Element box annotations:

.....

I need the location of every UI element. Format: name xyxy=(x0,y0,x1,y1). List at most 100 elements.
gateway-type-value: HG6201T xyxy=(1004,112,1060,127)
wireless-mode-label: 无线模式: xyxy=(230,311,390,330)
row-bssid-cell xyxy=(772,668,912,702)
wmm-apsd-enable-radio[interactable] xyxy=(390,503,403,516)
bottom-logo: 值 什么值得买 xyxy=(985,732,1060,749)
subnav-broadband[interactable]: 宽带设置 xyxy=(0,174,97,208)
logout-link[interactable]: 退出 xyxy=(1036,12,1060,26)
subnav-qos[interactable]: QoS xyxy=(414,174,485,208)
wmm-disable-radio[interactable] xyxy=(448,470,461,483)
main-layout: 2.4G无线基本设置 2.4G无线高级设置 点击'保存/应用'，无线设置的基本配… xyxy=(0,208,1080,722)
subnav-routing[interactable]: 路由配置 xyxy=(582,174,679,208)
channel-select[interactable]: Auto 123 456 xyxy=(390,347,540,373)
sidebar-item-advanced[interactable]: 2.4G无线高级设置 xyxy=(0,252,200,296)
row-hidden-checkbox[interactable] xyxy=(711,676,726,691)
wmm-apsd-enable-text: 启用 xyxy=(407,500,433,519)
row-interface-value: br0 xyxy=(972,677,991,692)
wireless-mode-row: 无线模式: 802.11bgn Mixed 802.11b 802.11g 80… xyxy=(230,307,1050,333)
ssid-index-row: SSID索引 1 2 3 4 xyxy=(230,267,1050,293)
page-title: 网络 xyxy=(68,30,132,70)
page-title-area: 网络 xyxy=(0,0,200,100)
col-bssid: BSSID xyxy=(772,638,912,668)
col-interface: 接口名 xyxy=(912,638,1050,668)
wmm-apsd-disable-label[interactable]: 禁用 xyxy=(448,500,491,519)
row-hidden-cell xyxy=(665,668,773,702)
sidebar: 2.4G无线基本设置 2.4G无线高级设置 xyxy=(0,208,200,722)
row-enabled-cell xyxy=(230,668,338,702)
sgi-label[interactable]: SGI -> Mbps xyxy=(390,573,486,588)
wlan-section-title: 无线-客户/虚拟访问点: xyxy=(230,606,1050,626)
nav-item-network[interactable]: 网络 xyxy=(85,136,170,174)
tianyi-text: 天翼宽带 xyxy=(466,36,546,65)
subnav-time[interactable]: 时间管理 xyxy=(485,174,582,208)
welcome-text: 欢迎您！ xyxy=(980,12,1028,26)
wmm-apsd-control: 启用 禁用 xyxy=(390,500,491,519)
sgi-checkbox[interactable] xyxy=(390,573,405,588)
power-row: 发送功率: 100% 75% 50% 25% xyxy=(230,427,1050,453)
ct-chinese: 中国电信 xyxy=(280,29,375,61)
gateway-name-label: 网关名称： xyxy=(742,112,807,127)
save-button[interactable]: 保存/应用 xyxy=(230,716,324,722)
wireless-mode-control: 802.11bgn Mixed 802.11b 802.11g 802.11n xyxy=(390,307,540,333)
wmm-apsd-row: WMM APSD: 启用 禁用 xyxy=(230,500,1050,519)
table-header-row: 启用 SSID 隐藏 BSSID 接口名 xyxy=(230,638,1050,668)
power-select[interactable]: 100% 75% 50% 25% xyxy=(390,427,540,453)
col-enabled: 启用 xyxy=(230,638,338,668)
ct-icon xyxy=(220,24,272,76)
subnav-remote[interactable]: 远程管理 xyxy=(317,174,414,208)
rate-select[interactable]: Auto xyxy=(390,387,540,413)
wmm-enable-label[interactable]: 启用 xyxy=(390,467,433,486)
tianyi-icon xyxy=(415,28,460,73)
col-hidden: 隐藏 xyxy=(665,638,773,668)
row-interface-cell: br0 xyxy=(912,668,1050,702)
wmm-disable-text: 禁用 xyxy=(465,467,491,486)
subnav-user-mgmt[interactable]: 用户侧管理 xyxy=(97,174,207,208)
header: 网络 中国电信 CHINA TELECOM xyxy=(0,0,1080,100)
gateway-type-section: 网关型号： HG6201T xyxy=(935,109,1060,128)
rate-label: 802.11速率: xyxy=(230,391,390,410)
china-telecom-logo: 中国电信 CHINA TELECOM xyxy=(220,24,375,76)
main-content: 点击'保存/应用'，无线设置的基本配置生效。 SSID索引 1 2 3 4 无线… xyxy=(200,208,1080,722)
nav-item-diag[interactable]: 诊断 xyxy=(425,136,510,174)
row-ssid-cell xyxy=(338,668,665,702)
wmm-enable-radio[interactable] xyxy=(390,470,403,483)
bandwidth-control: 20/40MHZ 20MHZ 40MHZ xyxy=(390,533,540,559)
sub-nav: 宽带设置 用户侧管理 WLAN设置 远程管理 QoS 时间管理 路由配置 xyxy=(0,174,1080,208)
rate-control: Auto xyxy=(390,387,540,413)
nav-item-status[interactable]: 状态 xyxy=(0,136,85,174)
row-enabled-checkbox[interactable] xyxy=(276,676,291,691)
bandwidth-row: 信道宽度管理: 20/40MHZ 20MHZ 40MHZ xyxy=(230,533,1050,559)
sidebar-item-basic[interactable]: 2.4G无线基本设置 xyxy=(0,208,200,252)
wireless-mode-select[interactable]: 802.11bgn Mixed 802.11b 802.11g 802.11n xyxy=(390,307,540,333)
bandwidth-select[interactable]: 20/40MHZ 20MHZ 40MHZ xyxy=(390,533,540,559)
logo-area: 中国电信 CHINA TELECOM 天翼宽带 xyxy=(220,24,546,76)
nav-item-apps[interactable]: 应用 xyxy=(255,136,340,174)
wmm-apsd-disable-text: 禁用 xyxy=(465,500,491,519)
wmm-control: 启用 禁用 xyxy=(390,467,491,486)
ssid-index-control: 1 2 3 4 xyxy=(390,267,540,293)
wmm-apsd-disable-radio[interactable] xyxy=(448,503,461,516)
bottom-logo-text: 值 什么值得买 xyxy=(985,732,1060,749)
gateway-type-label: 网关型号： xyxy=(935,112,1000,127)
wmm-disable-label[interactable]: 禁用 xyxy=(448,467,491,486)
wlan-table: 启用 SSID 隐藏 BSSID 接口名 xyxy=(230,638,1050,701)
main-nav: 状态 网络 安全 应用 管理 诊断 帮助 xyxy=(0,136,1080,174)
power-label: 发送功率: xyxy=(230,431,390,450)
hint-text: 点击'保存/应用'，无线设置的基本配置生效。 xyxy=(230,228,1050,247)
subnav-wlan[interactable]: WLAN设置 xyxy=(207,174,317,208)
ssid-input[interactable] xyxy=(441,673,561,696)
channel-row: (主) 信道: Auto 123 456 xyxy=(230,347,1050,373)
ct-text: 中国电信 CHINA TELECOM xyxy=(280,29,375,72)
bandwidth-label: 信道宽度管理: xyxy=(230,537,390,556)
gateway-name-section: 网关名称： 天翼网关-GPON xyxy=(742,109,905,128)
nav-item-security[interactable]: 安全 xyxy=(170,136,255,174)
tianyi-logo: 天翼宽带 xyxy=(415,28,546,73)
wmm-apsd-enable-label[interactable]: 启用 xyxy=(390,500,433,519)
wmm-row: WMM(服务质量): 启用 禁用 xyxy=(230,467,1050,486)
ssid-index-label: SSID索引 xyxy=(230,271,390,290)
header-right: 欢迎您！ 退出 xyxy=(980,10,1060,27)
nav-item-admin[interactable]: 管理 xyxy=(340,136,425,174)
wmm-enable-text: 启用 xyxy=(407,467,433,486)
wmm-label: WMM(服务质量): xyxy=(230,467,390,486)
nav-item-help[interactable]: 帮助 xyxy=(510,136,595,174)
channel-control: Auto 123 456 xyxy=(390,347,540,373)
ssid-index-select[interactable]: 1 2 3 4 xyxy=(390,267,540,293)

.....

▸ **Set exercise**: Turn the entries above into a JSON list of strings, with each line as its own string and blank lines left out.

▸ **Answer to the problem**:
[
  "I need the location of every UI element. Format: name xyxy=(x0,y0,x1,y1). List at most 100 elements.",
  "gateway-type-value: HG6201T xyxy=(1004,112,1060,127)",
  "wireless-mode-label: 无线模式: xyxy=(230,311,390,330)",
  "row-bssid-cell xyxy=(772,668,912,702)",
  "wmm-apsd-enable-radio[interactable] xyxy=(390,503,403,516)",
  "bottom-logo: 值 什么值得买 xyxy=(985,732,1060,749)",
  "subnav-broadband[interactable]: 宽带设置 xyxy=(0,174,97,208)",
  "logout-link[interactable]: 退出 xyxy=(1036,12,1060,26)",
  "subnav-qos[interactable]: QoS xyxy=(414,174,485,208)",
  "wmm-disable-radio[interactable] xyxy=(448,470,461,483)",
  "main-layout: 2.4G无线基本设置 2.4G无线高级设置 点击'保存/应用'，无线设置的基本配… xyxy=(0,208,1080,722)",
  "subnav-routing[interactable]: 路由配置 xyxy=(582,174,679,208)",
  "channel-select[interactable]: Auto 123 456 xyxy=(390,347,540,373)",
  "sidebar-item-advanced[interactable]: 2.4G无线高级设置 xyxy=(0,252,200,296)",
  "row-hidden-checkbox[interactable] xyxy=(711,676,726,691)",
  "wmm-apsd-enable-text: 启用 xyxy=(407,500,433,519)",
  "row-interface-value: br0 xyxy=(972,677,991,692)",
  "wireless-mode-row: 无线模式: 802.11bgn Mixed 802.11b 802.11g 80… xyxy=(230,307,1050,333)",
  "ssid-index-row: SSID索引 1 2 3 4 xyxy=(230,267,1050,293)",
  "page-title: 网络 xyxy=(68,30,132,70)",
  "page-title-area: 网络 xyxy=(0,0,200,100)",
  "col-bssid: BSSID xyxy=(772,638,912,668)",
  "col-interface: 接口名 xyxy=(912,638,1050,668)",
  "wmm-apsd-disable-label[interactable]: 禁用 xyxy=(448,500,491,519)",
  "row-hidden-cell xyxy=(665,668,773,702)",
  "sidebar: 2.4G无线基本设置 2.4G无线高级设置 xyxy=(0,208,200,722)",
  "row-enabled-cell xyxy=(230,668,338,702)",
  "sgi-label[interactable]: SGI -> Mbps xyxy=(390,573,486,588)",
  "wlan-section-title: 无线-客户/虚拟访问点: xyxy=(230,606,1050,626)",
  "nav-item-network[interactable]: 网络 xyxy=(85,136,170,174)",
  "tianyi-text: 天翼宽带 xyxy=(466,36,546,65)",
  "subnav-time[interactable]: 时间管理 xyxy=(485,174,582,208)",
  "welcome-text: 欢迎您！ xyxy=(980,12,1028,26)",
  "wmm-apsd-control: 启用 禁用 xyxy=(390,500,491,519)",
  "sgi-checkbox[interactable] xyxy=(390,573,405,588)",
  "power-row: 发送功率: 100% 75% 50% 25% xyxy=(230,427,1050,453)",
  "ct-chinese: 中国电信 xyxy=(280,29,375,61)",
  "gateway-name-label: 网关名称： xyxy=(742,112,807,127)",
  "save-button[interactable]: 保存/应用 xyxy=(230,716,324,722)",
  "wireless-mode-control: 802.11bgn Mixed 802.11b 802.11g 802.11n xyxy=(390,307,540,333)",
  "wmm-apsd-row: WMM APSD: 启用 禁用 xyxy=(230,500,1050,519)",
  "table-header-row: 启用 SSID 隐藏 BSSID 接口名 xyxy=(230,638,1050,668)",
  "power-select[interactable]: 100% 75% 50% 25% xyxy=(390,427,540,453)",
  "col-enabled: 启用 xyxy=(230,638,338,668)",
  "ct-icon xyxy=(220,24,272,76)",
  "subnav-remote[interactable]: 远程管理 xyxy=(317,174,414,208)",
  "rate-select[interactable]: Auto xyxy=(390,387,540,413)",
  "wmm-enable-label[interactable]: 启用 xyxy=(390,467,433,486)",
  "tianyi-icon xyxy=(415,28,460,73)",
  "col-hidden: 隐藏 xyxy=(665,638,773,668)",
  "row-interface-cell: br0 xyxy=(912,668,1050,702)",
  "wmm-disable-text: 禁用 xyxy=(465,467,491,486)",
  "subnav-user-mgmt[interactable]: 用户侧管理 xyxy=(97,174,207,208)",
  "header: 网络 中国电信 CHINA TELECOM xyxy=(0,0,1080,100)",
  "gateway-type-section: 网关型号： HG6201T xyxy=(935,109,1060,128)",
  "rate-label: 802.11速率: xyxy=(230,391,390,410)",
  "china-telecom-logo: 中国电信 CHINA TELECOM xyxy=(220,24,375,76)",
  "main-content: 点击'保存/应用'，无线设置的基本配置生效。 SSID索引 1 2 3 4 无线… xyxy=(200,208,1080,722)",
  "nav-item-diag[interactable]: 诊断 xyxy=(425,136,510,174)",
  "row-ssid-cell xyxy=(338,668,665,702)",
  "wmm-enable-radio[interactable] xyxy=(390,470,403,483)",
  "bandwidth-control: 20/40MHZ 20MHZ 40MHZ xyxy=(390,533,540,559)",
  "sub-nav: 宽带设置 用户侧管理 WLAN设置 远程管理 QoS 时间管理 路由配置 xyxy=(0,174,1080,208)",
  "rate-control: Auto xyxy=(390,387,540,413)",
  "nav-item-status[interactable]: 状态 xyxy=(0,136,85,174)",
  "row-enabled-checkbox[interactable] xyxy=(276,676,291,691)",
  "bandwidth-row: 信道宽度管理: 20/40MHZ 20MHZ 40MHZ xyxy=(230,533,1050,559)",
  "sidebar-item-basic[interactable]: 2.4G无线基本设置 xyxy=(0,208,200,252)",
  "wireless-mode-select[interactable]: 802.11bgn Mixed 802.11b 802.11g 802.11n xyxy=(390,307,540,333)",
  "bandwidth-select[interactable]: 20/40MHZ 20MHZ 40MHZ xyxy=(390,533,540,559)",
  "logo-area: 中国电信 CHINA TELECOM 天翼宽带 xyxy=(220,24,546,76)",
  "nav-item-apps[interactable]: 应用 xyxy=(255,136,340,174)",
  "wmm-apsd-disable-text: 禁用 xyxy=(465,500,491,519)",
  "wmm-control: 启用 禁用 xyxy=(390,467,491,486)",
  "ssid-index-control: 1 2 3 4 xyxy=(390,267,540,293)",
  "wmm-apsd-disable-radio[interactable] xyxy=(448,503,461,516)",
  "bottom-logo-text: 值 什么值得买 xyxy=(985,732,1060,749)",
  "gateway-type-label: 网关型号： xyxy=(935,112,1000,127)",
  "wmm-disable-label[interactable]: 禁用 xyxy=(448,467,491,486)",
  "wlan-table: 启用 SSID 隐藏 BSSID 接口名 xyxy=(230,638,1050,701)",
  "main-nav: 状态 网络 安全 应用 管理 诊断 帮助 xyxy=(0,136,1080,174)",
  "power-label: 发送功率: xyxy=(230,431,390,450)",
  "hint-text: 点击'保存/应用'，无线设置的基本配置生效。 xyxy=(230,228,1050,247)",
  "subnav-wlan[interactable]: WLAN设置 xyxy=(207,174,317,208)",
  "ssid-input[interactable] xyxy=(441,673,561,696)",
  "channel-row: (主) 信道: Auto 123 456 xyxy=(230,347,1050,373)",
  "ct-text: 中国电信 CHINA TELECOM xyxy=(280,29,375,72)",
  "bandwidth-label: 信道宽度管理: xyxy=(230,537,390,556)",
  "gateway-name-section: 网关名称： 天翼网关-GPON xyxy=(742,109,905,128)",
  "nav-item-security[interactable]: 安全 xyxy=(170,136,255,174)",
  "tianyi-logo: 天翼宽带 xyxy=(415,28,546,73)",
  "wmm-apsd-enable-label[interactable]: 启用 xyxy=(390,500,433,519)",
  "wmm-row: WMM(服务质量): 启用 禁用 xyxy=(230,467,1050,486)",
  "ssid-index-label: SSID索引 xyxy=(230,271,390,290)",
  "header-right: 欢迎您！ 退出 xyxy=(980,10,1060,27)",
  "nav-item-admin[interactable]: 管理 xyxy=(340,136,425,174)",
  "wmm-enable-text: 启用 xyxy=(407,467,433,486)",
  "wmm-label: WMM(服务质量): xyxy=(230,467,390,486)",
  "nav-item-help[interactable]: 帮助 xyxy=(510,136,595,174)",
  "channel-control: Auto 123 456 xyxy=(390,347,540,373)",
  "ssid-index-select[interactable]: 1 2 3 4 xyxy=(390,267,540,293)"
]